> **DATA EXTRACT**:
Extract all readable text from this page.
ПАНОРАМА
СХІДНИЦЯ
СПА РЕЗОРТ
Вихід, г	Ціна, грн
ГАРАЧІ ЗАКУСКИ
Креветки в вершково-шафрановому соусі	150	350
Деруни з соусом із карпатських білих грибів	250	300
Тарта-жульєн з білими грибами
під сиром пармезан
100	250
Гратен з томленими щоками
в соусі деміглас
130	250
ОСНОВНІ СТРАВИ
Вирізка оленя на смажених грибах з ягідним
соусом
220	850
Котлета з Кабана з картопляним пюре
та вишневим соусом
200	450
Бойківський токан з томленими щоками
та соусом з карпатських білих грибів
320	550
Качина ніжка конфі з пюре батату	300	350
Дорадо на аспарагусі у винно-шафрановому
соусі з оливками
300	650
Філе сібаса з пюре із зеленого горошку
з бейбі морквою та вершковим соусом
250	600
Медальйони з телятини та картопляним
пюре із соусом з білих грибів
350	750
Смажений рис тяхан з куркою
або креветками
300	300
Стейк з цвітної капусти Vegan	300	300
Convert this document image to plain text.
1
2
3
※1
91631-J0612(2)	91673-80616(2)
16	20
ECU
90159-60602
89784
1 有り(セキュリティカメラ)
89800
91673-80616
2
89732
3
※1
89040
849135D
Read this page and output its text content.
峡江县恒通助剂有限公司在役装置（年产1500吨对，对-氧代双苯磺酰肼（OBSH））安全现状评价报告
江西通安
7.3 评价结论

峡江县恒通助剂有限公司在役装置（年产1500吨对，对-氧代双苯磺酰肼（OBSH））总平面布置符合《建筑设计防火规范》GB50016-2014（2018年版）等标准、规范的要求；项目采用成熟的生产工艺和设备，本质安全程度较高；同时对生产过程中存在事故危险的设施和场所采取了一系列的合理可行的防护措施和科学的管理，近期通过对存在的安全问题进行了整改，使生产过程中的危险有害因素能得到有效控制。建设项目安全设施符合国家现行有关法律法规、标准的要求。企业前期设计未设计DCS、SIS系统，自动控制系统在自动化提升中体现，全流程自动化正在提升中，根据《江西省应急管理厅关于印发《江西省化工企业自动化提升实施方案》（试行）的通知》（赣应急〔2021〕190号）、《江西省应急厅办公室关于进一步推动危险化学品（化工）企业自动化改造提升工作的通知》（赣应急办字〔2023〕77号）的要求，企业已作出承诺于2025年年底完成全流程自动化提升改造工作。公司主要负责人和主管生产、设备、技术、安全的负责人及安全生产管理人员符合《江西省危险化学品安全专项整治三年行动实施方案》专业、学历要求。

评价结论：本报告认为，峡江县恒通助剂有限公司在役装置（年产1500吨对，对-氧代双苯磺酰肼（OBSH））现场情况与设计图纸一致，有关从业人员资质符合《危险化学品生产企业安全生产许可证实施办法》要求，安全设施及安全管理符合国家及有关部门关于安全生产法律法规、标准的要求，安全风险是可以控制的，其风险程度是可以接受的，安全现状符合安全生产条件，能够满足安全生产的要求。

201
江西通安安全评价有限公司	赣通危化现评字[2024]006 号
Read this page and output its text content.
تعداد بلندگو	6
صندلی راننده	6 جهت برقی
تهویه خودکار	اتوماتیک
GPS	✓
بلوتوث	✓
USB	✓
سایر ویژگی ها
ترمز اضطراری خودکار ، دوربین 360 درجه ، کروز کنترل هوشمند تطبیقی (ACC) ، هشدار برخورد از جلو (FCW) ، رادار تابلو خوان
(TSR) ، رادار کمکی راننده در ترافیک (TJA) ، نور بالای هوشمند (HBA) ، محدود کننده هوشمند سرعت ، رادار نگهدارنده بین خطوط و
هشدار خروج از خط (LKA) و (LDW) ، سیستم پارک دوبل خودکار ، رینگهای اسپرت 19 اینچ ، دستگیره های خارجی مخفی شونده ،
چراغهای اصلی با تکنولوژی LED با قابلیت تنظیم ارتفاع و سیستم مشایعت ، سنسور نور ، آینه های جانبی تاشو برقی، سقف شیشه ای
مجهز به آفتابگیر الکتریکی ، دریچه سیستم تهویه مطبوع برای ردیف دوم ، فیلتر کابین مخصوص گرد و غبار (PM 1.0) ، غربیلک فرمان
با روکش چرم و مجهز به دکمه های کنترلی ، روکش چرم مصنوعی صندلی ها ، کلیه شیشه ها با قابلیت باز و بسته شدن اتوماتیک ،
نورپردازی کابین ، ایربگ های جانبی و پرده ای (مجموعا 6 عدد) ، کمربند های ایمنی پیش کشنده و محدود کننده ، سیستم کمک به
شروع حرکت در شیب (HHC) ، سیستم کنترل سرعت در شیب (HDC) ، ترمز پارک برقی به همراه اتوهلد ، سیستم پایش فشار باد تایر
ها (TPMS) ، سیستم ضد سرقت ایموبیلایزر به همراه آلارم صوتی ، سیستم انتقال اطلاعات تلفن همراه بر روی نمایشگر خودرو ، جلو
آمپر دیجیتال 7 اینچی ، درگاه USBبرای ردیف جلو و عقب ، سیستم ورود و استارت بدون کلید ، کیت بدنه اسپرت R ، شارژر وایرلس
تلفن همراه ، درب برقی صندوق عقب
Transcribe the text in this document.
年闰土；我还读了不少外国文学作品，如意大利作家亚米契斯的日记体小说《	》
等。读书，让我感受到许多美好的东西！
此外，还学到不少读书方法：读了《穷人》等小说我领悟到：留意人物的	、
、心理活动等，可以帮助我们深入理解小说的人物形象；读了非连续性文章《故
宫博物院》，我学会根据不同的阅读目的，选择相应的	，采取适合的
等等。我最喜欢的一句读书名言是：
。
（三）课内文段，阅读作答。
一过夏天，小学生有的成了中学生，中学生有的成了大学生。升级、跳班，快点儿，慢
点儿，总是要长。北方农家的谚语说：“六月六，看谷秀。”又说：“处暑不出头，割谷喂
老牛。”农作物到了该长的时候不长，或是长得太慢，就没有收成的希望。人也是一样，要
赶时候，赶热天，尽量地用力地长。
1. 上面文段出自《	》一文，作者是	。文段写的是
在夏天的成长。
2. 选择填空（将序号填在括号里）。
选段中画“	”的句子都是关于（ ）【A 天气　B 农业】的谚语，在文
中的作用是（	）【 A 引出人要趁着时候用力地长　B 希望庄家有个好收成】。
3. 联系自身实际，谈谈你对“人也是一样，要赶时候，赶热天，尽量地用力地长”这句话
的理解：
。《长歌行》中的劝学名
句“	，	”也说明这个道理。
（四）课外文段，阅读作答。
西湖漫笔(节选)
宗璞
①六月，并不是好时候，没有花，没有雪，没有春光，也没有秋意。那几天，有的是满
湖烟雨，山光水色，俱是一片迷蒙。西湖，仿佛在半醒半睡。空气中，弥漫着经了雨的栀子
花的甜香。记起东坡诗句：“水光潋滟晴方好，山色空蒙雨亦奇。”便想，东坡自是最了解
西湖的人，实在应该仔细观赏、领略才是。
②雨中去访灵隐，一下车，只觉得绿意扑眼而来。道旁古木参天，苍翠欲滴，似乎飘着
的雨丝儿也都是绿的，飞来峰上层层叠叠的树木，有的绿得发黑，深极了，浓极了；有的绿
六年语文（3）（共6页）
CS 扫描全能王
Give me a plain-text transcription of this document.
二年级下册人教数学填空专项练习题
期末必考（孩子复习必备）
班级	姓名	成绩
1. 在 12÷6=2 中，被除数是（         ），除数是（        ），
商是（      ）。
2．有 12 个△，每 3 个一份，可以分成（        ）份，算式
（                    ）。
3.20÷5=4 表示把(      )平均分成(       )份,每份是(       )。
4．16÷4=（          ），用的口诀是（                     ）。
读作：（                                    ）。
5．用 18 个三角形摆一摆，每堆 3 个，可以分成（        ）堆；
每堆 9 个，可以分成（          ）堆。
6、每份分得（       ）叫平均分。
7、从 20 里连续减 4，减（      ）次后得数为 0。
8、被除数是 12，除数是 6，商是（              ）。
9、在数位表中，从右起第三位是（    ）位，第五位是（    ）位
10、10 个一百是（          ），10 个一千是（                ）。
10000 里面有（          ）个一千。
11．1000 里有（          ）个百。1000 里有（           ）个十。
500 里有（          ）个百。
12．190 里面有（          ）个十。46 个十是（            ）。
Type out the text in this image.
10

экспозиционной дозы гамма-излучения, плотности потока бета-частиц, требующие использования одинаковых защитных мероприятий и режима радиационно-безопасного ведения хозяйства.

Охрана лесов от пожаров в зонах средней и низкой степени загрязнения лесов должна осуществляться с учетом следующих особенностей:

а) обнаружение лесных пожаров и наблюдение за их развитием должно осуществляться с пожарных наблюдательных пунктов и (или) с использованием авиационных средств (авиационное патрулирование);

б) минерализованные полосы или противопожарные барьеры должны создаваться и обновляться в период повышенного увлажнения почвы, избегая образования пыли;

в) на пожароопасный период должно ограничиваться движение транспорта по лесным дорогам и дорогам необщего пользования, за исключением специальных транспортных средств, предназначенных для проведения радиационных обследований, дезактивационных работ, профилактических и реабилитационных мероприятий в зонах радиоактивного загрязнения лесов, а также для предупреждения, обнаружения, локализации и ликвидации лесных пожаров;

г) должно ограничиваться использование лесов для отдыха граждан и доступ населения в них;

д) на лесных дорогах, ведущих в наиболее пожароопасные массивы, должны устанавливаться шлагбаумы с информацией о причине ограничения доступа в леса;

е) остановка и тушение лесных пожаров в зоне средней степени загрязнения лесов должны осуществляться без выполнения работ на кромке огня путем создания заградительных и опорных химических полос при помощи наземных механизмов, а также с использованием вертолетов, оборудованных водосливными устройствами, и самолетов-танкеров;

> **STATED PROBLEM**: From the line holding "Type out the text in this image." to the last line of the records, quote each line exactly and add nothing.

> **RESPONSE TO THE EXERCISE**:
Type out the text in this image.
10

экспозиционной дозы гамма-излучения, плотности потока бета-частиц, требующие использования одинаковых защитных мероприятий и режима радиационно-безопасного ведения хозяйства.

Охрана лесов от пожаров в зонах средней и низкой степени загрязнения лесов должна осуществляться с учетом следующих особенностей:

а) обнаружение лесных пожаров и наблюдение за их развитием должно осуществляться с пожарных наблюдательных пунктов и (или) с использованием авиационных средств (авиационное патрулирование);

б) минерализованные полосы или противопожарные барьеры должны создаваться и обновляться в период повышенного увлажнения почвы, избегая образования пыли;

в) на пожароопасный период должно ограничиваться движение транспорта по лесным дорогам и дорогам необщего пользования, за исключением специальных транспортных средств, предназначенных для проведения радиационных обследований, дезактивационных работ, профилактических и реабилитационных мероприятий в зонах радиоактивного загрязнения лесов, а также для предупреждения, обнаружения, локализации и ликвидации лесных пожаров;

г) должно ограничиваться использование лесов для отдыха граждан и доступ населения в них;

д) на лесных дорогах, ведущих в наиболее пожароопасные массивы, должны устанавливаться шлагбаумы с информацией о причине ограничения доступа в леса;

е) остановка и тушение лесных пожаров в зоне средней степени загрязнения лесов должны осуществляться без выполнения работ на кромке огня путем создания заградительных и опорных химических полос при помощи наземных механизмов, а также с использованием вертолетов, оборудованных водосливными устройствами, и самолетов-танкеров;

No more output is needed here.